ТЕКСТ |
►
26 августа мы были пригнаны в Оренбург, тут мне довелось видеть много односельчан, они и другие с ними казаки, только что вернулись с принудительных работ на железной дороге. 1 сентября нам объявили, что мы должны следовать в г. Казалинск. Перед выступлением из Оренбурга приехал к нам генерал Юнош с бумагой, из которой мы узнали, что на основании Высочайшего повеления мы лишены всех заслуженных казачьих прав и привилегий с переименованием нас на местах ссылки в сельские обыватели, вины же не было нам вычитано, за убийство ли генерала Бизянова или другия государственные преступления ссылают нас. Впереди стоящие казаки просили генерала объяснить проступок или преступление, за который лишают нас казачьих прав и преимуществ, но генерал Юнош, за неуместные вопросы, смельчаков приказал высечь. После того под командою сотника Гусева тронулись в поход, осень тогда была дождливая и холодная, а мы были в одном летнем платье. Не мало пришлось в пути перенести невзгод, особенно старикам. 28 октября, утомленные тысячеверстной дорогой, пришли в г. Казалинск. 29 октября приехал к нам комендант форта № 1 подполковник Косырев, сделал опрос претензий на начальника эшелона и сказал нам, что мы следуем в Туркестанский край, как добровольные переселенцы.
Толстов, стр. 72–73
* * *
В 1890 году уральцами Пальговым и Чераковским подавалось прошение о назначении суда и следствия по делу ссылки казаков, но оно было оставлено без последствий.
Заслужено или незаслужено понесли уральцы наказание в административном порядке, дадут ответ перед лицом истории те, кто решился неправильными донесениями возмутить незлобивое сердце царя.
Толстов, стр. 80
* * *
Постановление Заведующего Уральскими поселенцами Офицера по военной части Штаба капитана Шишкова 27. января 1882 года
Вприсутствии Старшаго помощника капитана жарова и Письмоводителя Коллежскаго Секретаря Албрейна было мною прочитано решение Главнаго военнаго суда находящимся под судом уральских поселенцов: Александр Вавилин, Иван Сидоров, Гаврила Подлипалин, Маркел Гогушкин, Дементий Сиговатов из них только один Александр Вавилин изъявил полное раскаяние в бывших своих поступках за своим подписом, (после сего?) тот час же был освобожден из-под ареста, а так как Иван Сидоров, Гаврила Подлипалин, Маркел Голушкин, Дементий Сиговатов Заявили так как они себя не считают (документ обрывается – Т. Е.).
◄
МАТЕРИАЛ |
►
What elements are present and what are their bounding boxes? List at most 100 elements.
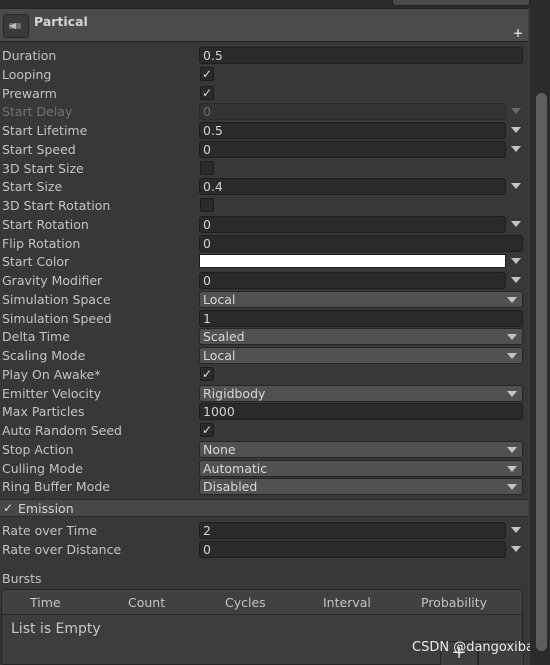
curve-mode-dropdown-icon[interactable] — [511, 258, 521, 265]
add-curve-button[interactable]: + — [513, 26, 523, 40]
row-emitter-velocity: Emitter Velocity Rigidbody — [0, 384, 528, 403]
emission-label: Emission — [18, 501, 74, 516]
play-on-awake-label: Play On Awake* — [2, 366, 101, 382]
simulation-space-dropdown-value: Local — [203, 291, 236, 307]
start-rotation-field[interactable]: 0 — [199, 215, 506, 233]
row-simulation-space: Simulation Space Local — [0, 290, 528, 309]
looping-label: Looping — [2, 66, 52, 82]
row-ring-buffer-mode: Ring Buffer Mode Disabled — [0, 478, 528, 496]
stop-action-label: Stop Action — [2, 441, 74, 457]
ring-buffer-mode-label: Ring Buffer Mode — [2, 479, 110, 495]
flip-rotation-field[interactable]: 0 — [199, 234, 523, 252]
curve-mode-dropdown-icon[interactable] — [511, 220, 521, 227]
row-looping: Looping ✓ — [0, 66, 528, 84]
row-play-on-awake: Play On Awake* ✓ — [0, 366, 528, 384]
prewarm-checkbox[interactable]: ✓ — [200, 85, 214, 100]
start-size-field[interactable]: 0.4 — [199, 178, 506, 196]
row-gravity-modifier: Gravity Modifier 0 — [0, 272, 528, 290]
particle-system-icon-glyph — [9, 23, 21, 29]
bursts-col-count: Count — [128, 595, 166, 610]
culling-mode-dropdown[interactable]: Automatic — [199, 459, 523, 477]
vertical-scrollbar[interactable] — [530, 0, 550, 665]
3d-start-rotation-checkbox[interactable] — [200, 198, 214, 212]
curve-mode-dropdown-icon[interactable] — [511, 277, 521, 283]
component-header[interactable]: Partical + — [0, 8, 528, 42]
rate-over-time-label: Rate over Time — [2, 523, 98, 538]
scaling-mode-label: Scaling Mode — [2, 348, 86, 363]
chevron-down-icon — [507, 484, 517, 491]
top-strip — [0, 0, 550, 8]
emission-enabled-checkbox[interactable]: ✓ — [3, 501, 13, 515]
auto-random-seed-label: Auto Random Seed — [2, 423, 122, 438]
row-start-lifetime: Start Lifetime 0.5 — [0, 122, 528, 140]
max-particles-field[interactable]: 1000 — [199, 403, 523, 421]
curve-mode-dropdown-icon[interactable] — [511, 145, 521, 152]
row-simulation-speed: Simulation Speed 1 — [0, 309, 528, 328]
top-tab[interactable] — [392, 0, 530, 6]
emission-module-header[interactable]: ✓ Emission — [0, 499, 528, 517]
start-color-label: Start Color — [2, 254, 70, 270]
auto-random-seed-checkbox[interactable]: ✓ — [200, 423, 214, 437]
3d-start-size-checkbox[interactable] — [200, 160, 214, 175]
delta-time-dropdown[interactable]: Scaled — [199, 328, 523, 346]
chevron-down-icon — [507, 334, 517, 341]
start-lifetime-label: Start Lifetime — [2, 123, 88, 138]
row-culling-mode: Culling Mode Automatic — [0, 459, 528, 478]
rate-over-time-field[interactable]: 2 — [199, 522, 506, 539]
duration-label: Duration — [2, 48, 57, 63]
row-start-size: Start Size 0.4 — [0, 178, 528, 196]
duration-field[interactable]: 0.5 — [199, 47, 523, 64]
rate-over-distance-label: Rate over Distance — [2, 542, 122, 557]
row-3d-start-size: 3D Start Size — [0, 160, 528, 178]
curve-mode-dropdown-icon[interactable] — [511, 183, 521, 190]
curve-mode-dropdown-icon[interactable] — [511, 127, 521, 133]
curve-mode-dropdown-icon[interactable] — [511, 527, 521, 533]
start-lifetime-field[interactable]: 0.5 — [199, 122, 506, 139]
rate-over-distance-field[interactable]: 0 — [199, 541, 506, 558]
simulation-space-label: Simulation Space — [2, 291, 111, 307]
start-color-swatch[interactable] — [199, 254, 506, 269]
ring-buffer-mode-dropdown-value: Disabled — [203, 479, 258, 495]
culling-mode-label: Culling Mode — [2, 460, 83, 476]
3d-start-size-label: 3D Start Size — [2, 160, 84, 176]
emitter-velocity-dropdown[interactable]: Rigidbody — [199, 384, 523, 402]
row-rate-over-time: Rate over Time 2 — [0, 522, 528, 540]
simulation-space-dropdown[interactable]: Local — [199, 290, 523, 308]
emitter-velocity-dropdown-value: Rigidbody — [203, 385, 266, 401]
chevron-down-icon — [507, 296, 517, 303]
bursts-col-time: Time — [30, 595, 61, 610]
gravity-modifier-field[interactable]: 0 — [199, 272, 506, 289]
scrollbar-thumb[interactable] — [536, 93, 547, 651]
particle-system-icon[interactable] — [3, 14, 29, 38]
scaling-mode-dropdown-value: Local — [203, 348, 236, 363]
row-auto-random-seed: Auto Random Seed ✓ — [0, 422, 528, 440]
looping-checkbox[interactable]: ✓ — [200, 66, 214, 81]
scaling-mode-dropdown[interactable]: Local — [199, 347, 523, 364]
emitter-velocity-label: Emitter Velocity — [2, 385, 102, 401]
row-stop-action: Stop Action None — [0, 440, 528, 459]
ring-buffer-mode-dropdown[interactable]: Disabled — [199, 478, 523, 496]
3d-start-rotation-label: 3D Start Rotation — [2, 198, 111, 213]
prewarm-label: Prewarm — [2, 85, 57, 101]
chevron-down-icon — [507, 390, 517, 397]
simulation-speed-field[interactable]: 1 — [199, 309, 523, 327]
curve-mode-dropdown-icon[interactable] — [511, 546, 521, 552]
row-flip-rotation: Flip Rotation 0 — [0, 234, 528, 253]
stop-action-dropdown[interactable]: None — [199, 440, 523, 458]
bursts-col-probability: Probability — [421, 595, 488, 610]
simulation-speed-label: Simulation Speed — [2, 310, 112, 326]
watermark: CSDN @dangoxiba — [412, 640, 534, 655]
bursts-header: Time Count Cycles Interval Probability — [2, 590, 522, 615]
bursts-col-cycles: Cycles — [225, 595, 266, 610]
delta-time-label: Delta Time — [2, 329, 70, 345]
chevron-down-icon — [507, 446, 517, 453]
start-speed-field[interactable]: 0 — [199, 140, 506, 158]
curve-mode-dropdown-icon — [511, 108, 521, 115]
culling-mode-dropdown-value: Automatic — [203, 460, 268, 476]
bursts-col-interval: Interval — [323, 595, 371, 610]
row-scaling-mode: Scaling Mode Local — [0, 347, 528, 365]
component-title: Partical — [34, 14, 88, 29]
row-start-speed: Start Speed 0 — [0, 140, 528, 159]
play-on-awake-checkbox[interactable]: ✓ — [200, 366, 214, 381]
row-3d-start-rotation: 3D Start Rotation — [0, 197, 528, 215]
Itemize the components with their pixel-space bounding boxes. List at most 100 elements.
◄
ЧТО СДЕЛАТЬ |
1 - Почему, по словам текста о ссылке уральских казаков, генерал Юнош велел высечь казаков, стоявших впереди? Ответьте в одном–трех предложениях.
2 - Перечислите все даты, которые названы в первом отрывке текста о ссылке уральских казаков (он заканчивается перед строкой «Толстов, стр. 72–73»). Рядом с каждой датой коротко укажите, что тогда произошло.

ОТВЕТЫ ПО ЗАДАНИЯМ |
1 - Казаки, стоявшие впереди, попросили генерала объяснить, за какой проступок или преступление их лишают казачьих прав и преимуществ. Генерал Юнош счел эти вопросы неуместными и за них приказал высечь смельчаков.

2 -
- 26 августа: казаков пригнали в Оренбург.
- 1 сентября: им объявили, что они должны идти в Казалинск.
- 28 октября: казаки пришли в Казалинск.
- 29 октября: к ним приехал комендант форта № 1 подполковник Косырев. Он спросил о претензиях к начальнику эшелона и сказал, что они идут в Туркестанский край как добровольные переселенцы.